§ **Job**:
Copy every line from the data below in which the string "保修和维修" can be found.

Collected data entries
------------
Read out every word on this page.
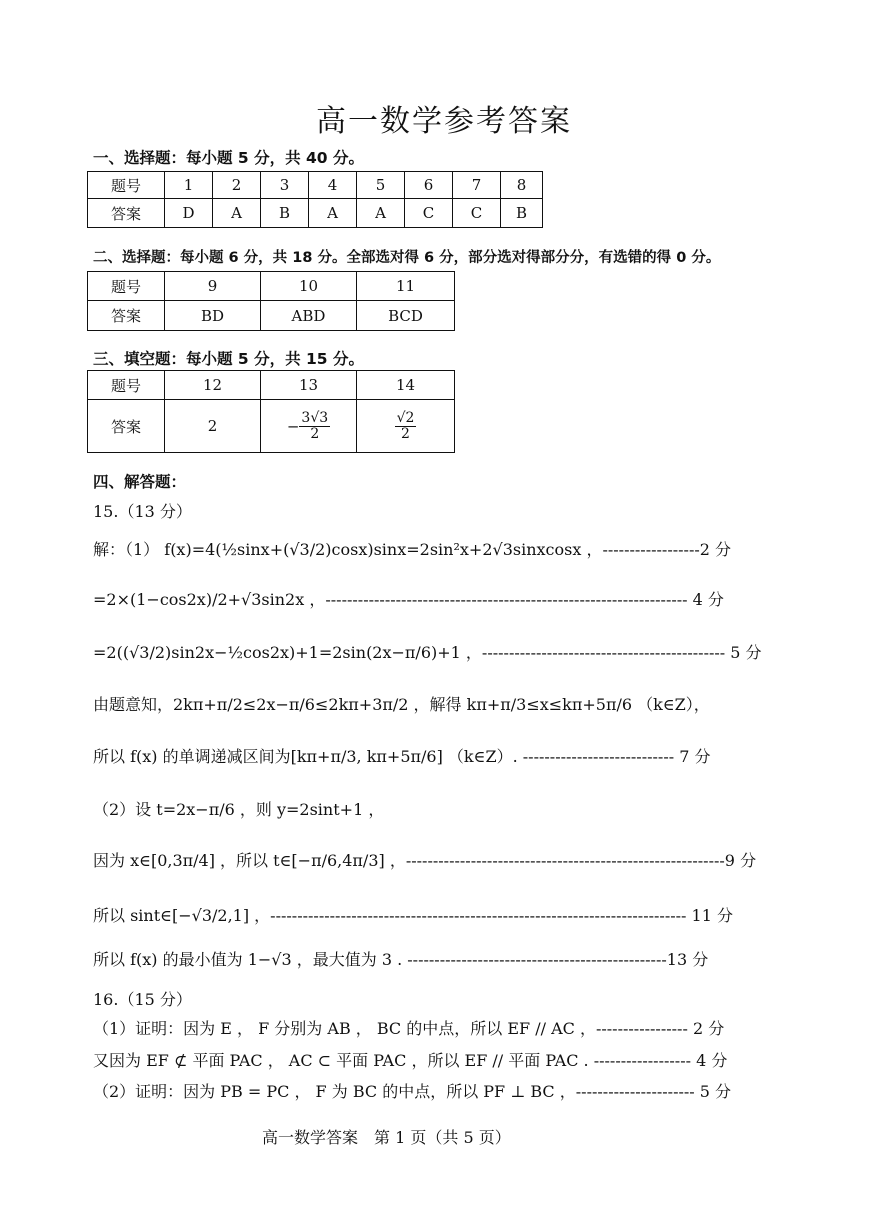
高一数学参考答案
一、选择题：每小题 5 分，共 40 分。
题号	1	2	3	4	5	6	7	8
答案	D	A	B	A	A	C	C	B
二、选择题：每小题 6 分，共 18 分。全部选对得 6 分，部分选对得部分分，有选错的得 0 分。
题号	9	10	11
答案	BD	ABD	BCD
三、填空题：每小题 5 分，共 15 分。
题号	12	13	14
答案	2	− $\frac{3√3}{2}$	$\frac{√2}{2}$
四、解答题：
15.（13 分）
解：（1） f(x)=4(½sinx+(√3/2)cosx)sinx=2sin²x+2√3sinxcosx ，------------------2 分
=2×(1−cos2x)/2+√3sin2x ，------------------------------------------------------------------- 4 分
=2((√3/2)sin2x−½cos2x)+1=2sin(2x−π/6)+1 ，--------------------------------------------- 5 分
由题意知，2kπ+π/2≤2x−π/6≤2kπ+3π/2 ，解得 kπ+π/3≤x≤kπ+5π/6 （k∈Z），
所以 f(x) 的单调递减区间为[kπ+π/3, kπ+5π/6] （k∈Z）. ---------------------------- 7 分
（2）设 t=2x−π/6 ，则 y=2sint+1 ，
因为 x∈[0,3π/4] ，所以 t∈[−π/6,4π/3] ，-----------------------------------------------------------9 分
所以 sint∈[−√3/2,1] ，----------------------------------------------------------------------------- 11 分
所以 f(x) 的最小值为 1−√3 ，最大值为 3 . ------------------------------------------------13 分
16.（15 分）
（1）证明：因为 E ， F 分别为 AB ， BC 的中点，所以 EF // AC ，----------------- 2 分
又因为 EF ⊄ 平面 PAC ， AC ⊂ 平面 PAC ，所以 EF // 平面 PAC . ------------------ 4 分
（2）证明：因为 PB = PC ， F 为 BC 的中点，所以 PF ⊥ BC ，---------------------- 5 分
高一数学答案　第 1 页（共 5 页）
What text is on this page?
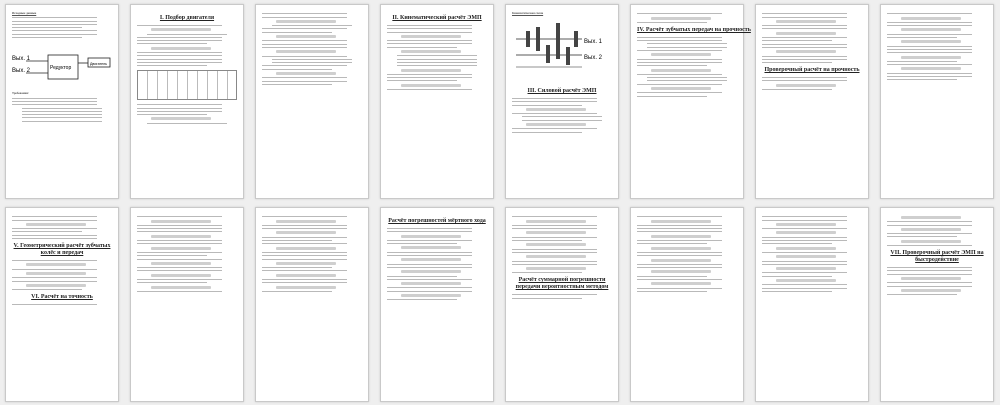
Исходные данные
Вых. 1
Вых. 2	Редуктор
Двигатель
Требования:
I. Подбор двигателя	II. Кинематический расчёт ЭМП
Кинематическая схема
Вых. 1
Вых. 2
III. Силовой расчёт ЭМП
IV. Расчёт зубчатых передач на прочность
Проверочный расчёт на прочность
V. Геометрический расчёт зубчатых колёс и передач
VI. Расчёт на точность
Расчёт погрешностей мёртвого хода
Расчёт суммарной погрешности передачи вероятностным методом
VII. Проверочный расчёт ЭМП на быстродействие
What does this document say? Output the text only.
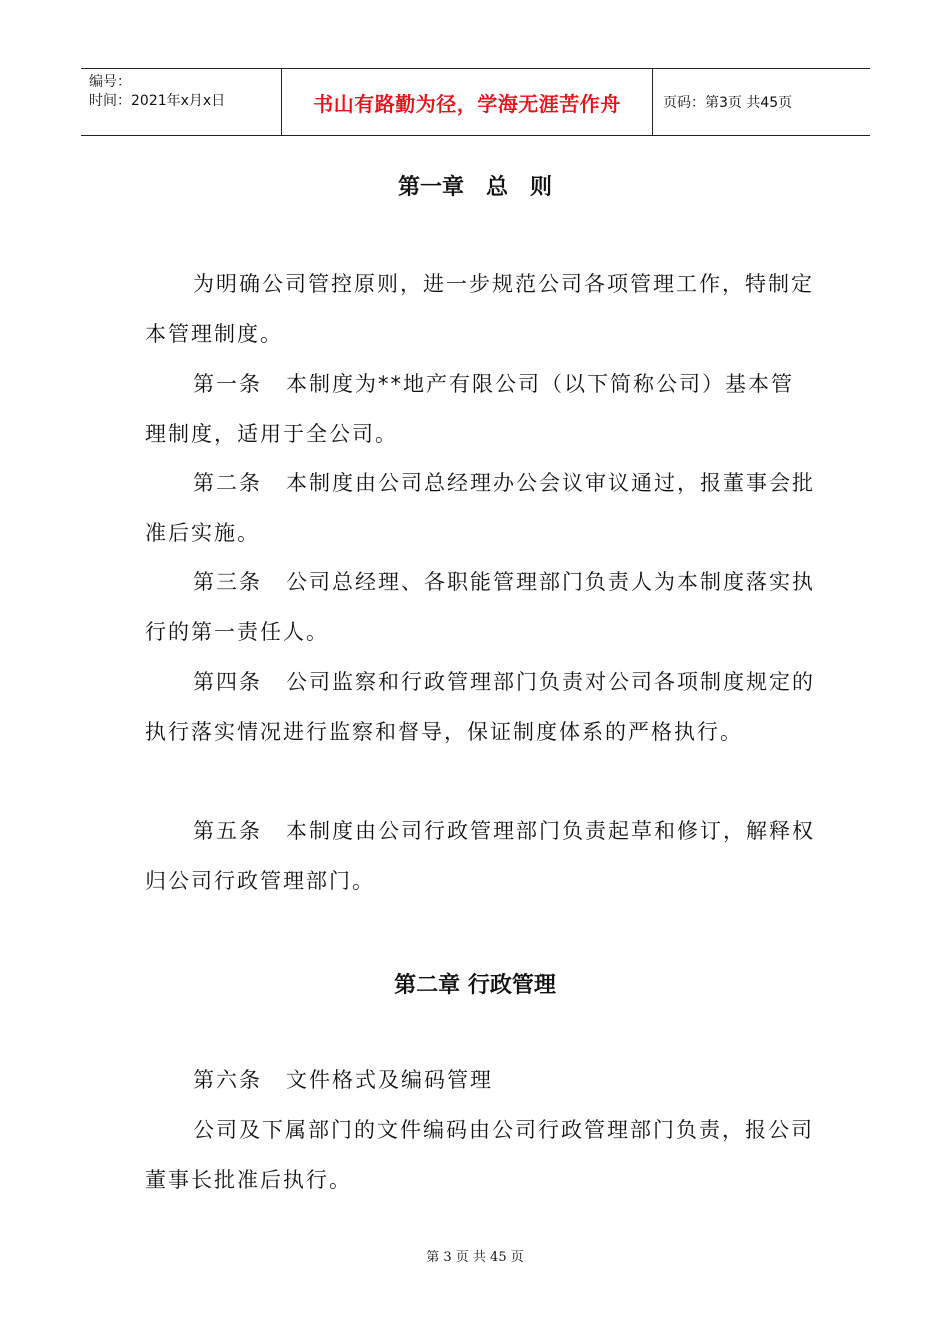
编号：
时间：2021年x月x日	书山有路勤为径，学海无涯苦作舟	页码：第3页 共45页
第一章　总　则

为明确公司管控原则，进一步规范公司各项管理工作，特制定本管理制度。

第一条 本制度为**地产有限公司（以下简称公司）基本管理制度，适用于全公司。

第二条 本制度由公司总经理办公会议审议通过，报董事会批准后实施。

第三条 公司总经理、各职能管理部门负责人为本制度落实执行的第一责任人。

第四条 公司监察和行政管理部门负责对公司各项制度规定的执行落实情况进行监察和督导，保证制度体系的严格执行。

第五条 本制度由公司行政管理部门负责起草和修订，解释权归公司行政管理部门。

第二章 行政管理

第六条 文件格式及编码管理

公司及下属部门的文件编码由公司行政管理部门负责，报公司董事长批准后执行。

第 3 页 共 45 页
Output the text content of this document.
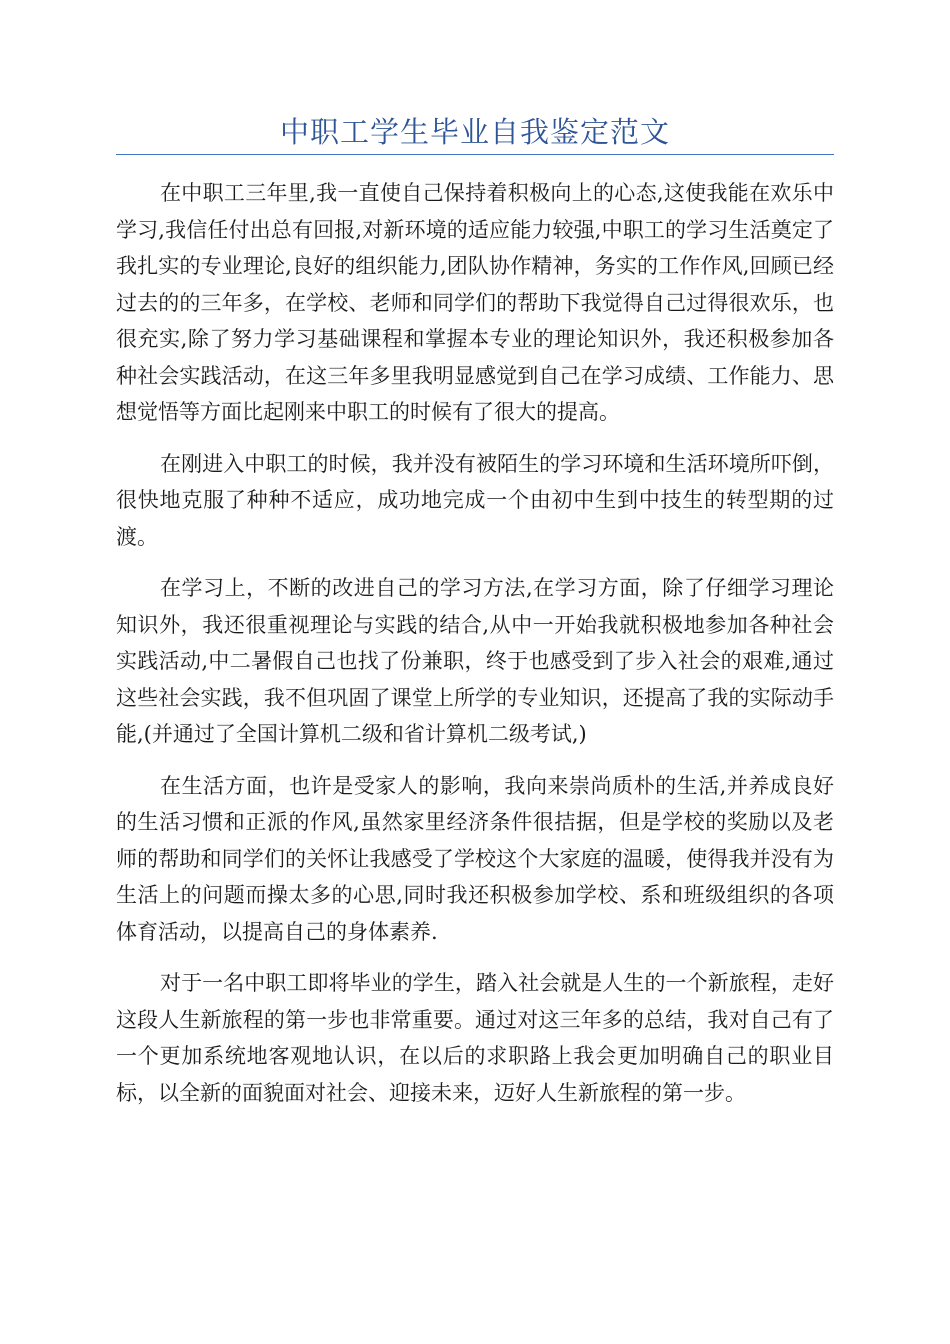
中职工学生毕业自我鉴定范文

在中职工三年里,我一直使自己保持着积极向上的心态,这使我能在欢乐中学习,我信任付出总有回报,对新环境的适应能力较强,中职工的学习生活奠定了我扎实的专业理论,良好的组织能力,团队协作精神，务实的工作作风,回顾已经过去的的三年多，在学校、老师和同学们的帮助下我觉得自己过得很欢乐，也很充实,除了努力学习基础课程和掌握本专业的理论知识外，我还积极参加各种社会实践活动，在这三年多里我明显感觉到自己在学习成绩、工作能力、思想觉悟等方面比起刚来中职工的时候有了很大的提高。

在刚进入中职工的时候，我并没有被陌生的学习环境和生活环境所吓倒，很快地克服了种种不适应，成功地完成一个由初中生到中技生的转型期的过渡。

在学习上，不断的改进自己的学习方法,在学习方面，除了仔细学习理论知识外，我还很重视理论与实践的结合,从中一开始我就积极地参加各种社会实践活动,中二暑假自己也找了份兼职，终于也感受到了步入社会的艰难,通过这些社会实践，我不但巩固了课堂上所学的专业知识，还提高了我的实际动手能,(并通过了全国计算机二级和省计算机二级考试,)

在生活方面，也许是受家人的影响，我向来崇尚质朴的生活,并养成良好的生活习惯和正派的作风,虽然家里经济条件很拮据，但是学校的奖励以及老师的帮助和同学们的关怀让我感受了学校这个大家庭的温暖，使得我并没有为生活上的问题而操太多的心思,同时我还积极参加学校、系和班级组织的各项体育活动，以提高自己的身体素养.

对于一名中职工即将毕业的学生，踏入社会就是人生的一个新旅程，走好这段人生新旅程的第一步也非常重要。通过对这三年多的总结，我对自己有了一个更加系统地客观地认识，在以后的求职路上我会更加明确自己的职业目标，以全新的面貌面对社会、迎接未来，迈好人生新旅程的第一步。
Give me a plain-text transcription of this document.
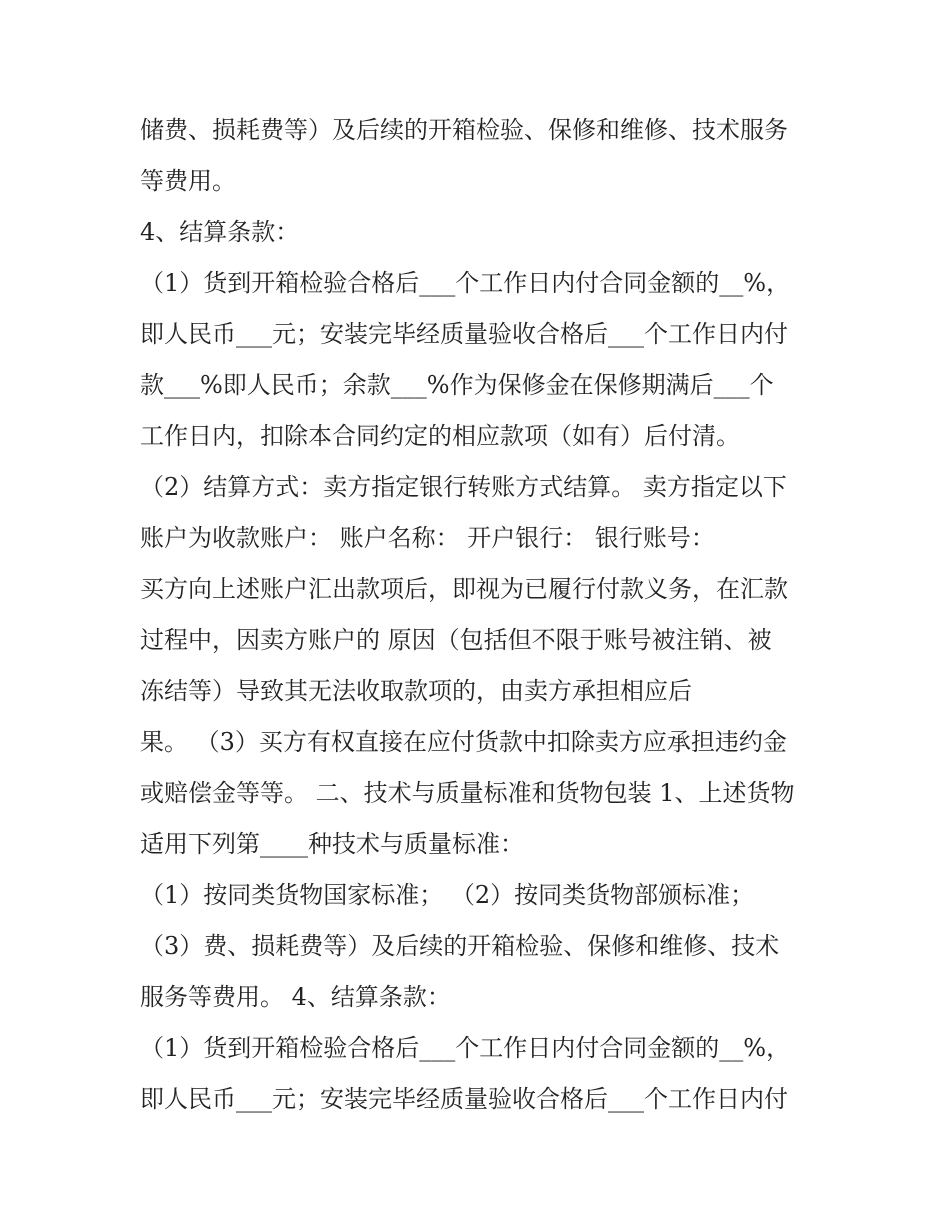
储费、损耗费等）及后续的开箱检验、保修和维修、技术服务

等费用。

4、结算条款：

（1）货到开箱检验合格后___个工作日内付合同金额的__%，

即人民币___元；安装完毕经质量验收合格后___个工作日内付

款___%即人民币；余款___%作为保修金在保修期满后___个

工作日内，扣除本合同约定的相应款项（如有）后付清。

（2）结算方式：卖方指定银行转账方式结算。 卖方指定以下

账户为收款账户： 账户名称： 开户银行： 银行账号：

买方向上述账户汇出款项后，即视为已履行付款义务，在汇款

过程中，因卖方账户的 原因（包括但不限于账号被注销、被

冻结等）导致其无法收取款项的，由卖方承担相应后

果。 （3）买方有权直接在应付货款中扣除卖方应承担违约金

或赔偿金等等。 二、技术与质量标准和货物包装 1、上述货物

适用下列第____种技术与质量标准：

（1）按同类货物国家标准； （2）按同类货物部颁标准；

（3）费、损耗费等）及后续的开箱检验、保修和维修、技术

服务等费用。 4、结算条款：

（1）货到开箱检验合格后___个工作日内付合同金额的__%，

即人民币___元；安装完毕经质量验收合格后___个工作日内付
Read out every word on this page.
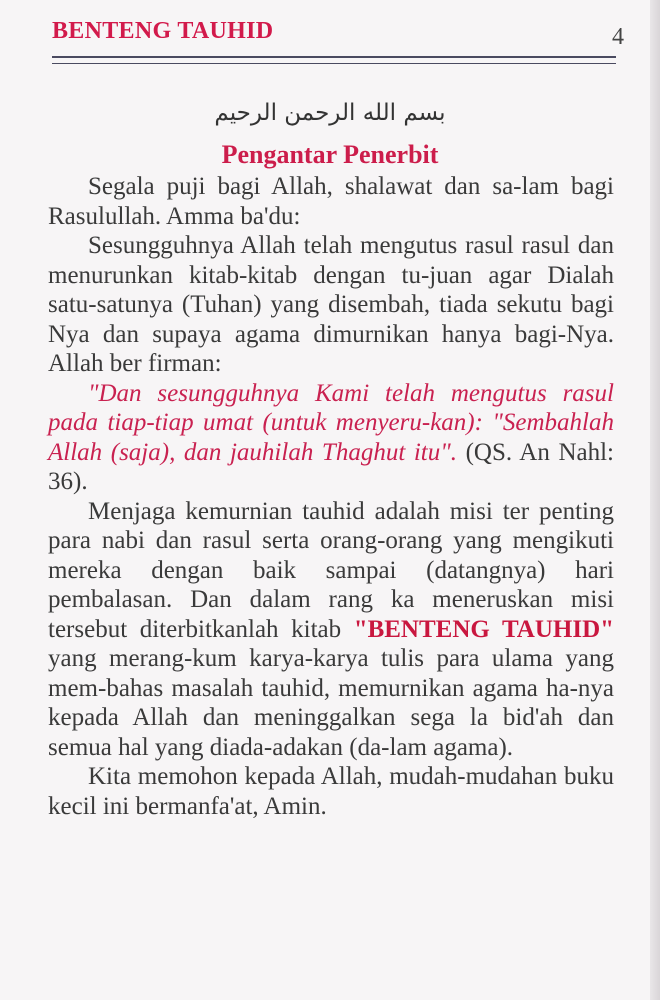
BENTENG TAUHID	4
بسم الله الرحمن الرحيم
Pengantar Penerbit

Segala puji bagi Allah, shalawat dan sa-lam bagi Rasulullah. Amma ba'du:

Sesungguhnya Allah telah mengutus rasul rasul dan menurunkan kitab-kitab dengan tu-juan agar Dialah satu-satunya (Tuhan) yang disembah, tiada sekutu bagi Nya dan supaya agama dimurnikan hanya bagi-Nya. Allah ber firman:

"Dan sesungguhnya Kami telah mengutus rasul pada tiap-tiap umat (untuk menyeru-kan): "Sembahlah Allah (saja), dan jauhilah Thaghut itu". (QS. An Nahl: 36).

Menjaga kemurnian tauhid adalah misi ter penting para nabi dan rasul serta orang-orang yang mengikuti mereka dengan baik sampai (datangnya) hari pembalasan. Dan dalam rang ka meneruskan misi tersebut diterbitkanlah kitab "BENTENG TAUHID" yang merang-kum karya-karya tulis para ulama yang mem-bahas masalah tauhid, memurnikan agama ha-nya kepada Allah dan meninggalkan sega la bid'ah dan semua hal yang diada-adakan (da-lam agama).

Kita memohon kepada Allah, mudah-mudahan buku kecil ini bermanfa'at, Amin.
------------
§ **The output**:
储费、损耗费等）及后续的开箱检验、保修和维修、技术服务
（3）费、损耗费等）及后续的开箱检验、保修和维修、技术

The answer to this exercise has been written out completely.